- Given exercise: Each line below either holds the string "Output" or doesn't. Count those that do and give only the number.

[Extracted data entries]
▼▼▼
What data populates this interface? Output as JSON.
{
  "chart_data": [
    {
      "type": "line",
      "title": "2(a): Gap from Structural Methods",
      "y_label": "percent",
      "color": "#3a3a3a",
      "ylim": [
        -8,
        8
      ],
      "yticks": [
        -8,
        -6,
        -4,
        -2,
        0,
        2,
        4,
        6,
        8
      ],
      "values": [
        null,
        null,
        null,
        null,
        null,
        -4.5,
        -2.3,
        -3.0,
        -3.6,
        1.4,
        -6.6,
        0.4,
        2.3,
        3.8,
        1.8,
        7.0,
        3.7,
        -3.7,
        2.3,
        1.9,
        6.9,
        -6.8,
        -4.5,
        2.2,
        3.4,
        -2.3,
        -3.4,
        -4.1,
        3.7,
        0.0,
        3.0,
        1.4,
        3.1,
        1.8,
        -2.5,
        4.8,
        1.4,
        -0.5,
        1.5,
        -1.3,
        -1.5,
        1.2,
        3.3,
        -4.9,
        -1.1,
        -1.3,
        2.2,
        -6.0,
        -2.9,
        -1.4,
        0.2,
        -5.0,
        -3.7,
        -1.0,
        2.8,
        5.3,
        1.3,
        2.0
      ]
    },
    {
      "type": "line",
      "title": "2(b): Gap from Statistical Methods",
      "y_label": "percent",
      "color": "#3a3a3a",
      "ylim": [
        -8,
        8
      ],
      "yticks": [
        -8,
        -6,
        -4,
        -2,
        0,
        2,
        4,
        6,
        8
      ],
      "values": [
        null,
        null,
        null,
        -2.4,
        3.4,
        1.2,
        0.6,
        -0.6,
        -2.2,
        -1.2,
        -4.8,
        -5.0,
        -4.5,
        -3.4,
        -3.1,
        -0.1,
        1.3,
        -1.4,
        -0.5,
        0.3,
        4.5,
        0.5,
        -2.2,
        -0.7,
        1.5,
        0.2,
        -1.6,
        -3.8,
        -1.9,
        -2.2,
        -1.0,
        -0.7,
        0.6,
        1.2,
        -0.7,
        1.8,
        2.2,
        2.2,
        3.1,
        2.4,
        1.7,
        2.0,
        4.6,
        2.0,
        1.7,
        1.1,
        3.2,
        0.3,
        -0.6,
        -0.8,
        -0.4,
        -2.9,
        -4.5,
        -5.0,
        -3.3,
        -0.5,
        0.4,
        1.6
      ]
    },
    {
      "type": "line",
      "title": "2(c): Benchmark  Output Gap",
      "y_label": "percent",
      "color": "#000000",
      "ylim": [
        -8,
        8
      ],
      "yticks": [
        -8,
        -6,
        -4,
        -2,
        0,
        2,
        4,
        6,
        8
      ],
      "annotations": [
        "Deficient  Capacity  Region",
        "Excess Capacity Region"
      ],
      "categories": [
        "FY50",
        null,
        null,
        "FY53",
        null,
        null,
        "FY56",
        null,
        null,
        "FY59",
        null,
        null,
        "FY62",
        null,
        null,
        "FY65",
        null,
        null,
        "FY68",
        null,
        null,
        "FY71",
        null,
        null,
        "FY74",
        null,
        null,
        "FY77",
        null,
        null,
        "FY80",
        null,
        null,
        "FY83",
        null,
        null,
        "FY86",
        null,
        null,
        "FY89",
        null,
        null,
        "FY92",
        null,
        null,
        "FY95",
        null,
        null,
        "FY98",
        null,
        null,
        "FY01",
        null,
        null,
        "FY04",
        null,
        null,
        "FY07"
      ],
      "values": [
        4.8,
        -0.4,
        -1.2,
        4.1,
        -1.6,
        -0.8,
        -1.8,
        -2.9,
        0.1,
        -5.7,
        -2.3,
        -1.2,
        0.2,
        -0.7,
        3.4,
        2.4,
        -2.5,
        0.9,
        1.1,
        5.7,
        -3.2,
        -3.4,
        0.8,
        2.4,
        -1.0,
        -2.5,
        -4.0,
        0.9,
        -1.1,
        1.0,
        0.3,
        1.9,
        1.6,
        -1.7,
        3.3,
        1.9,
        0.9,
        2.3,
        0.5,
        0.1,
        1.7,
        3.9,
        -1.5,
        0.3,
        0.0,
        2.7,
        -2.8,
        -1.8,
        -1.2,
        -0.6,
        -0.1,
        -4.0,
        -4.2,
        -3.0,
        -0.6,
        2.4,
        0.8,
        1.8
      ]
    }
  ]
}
▲▲▲
- Answer below: 2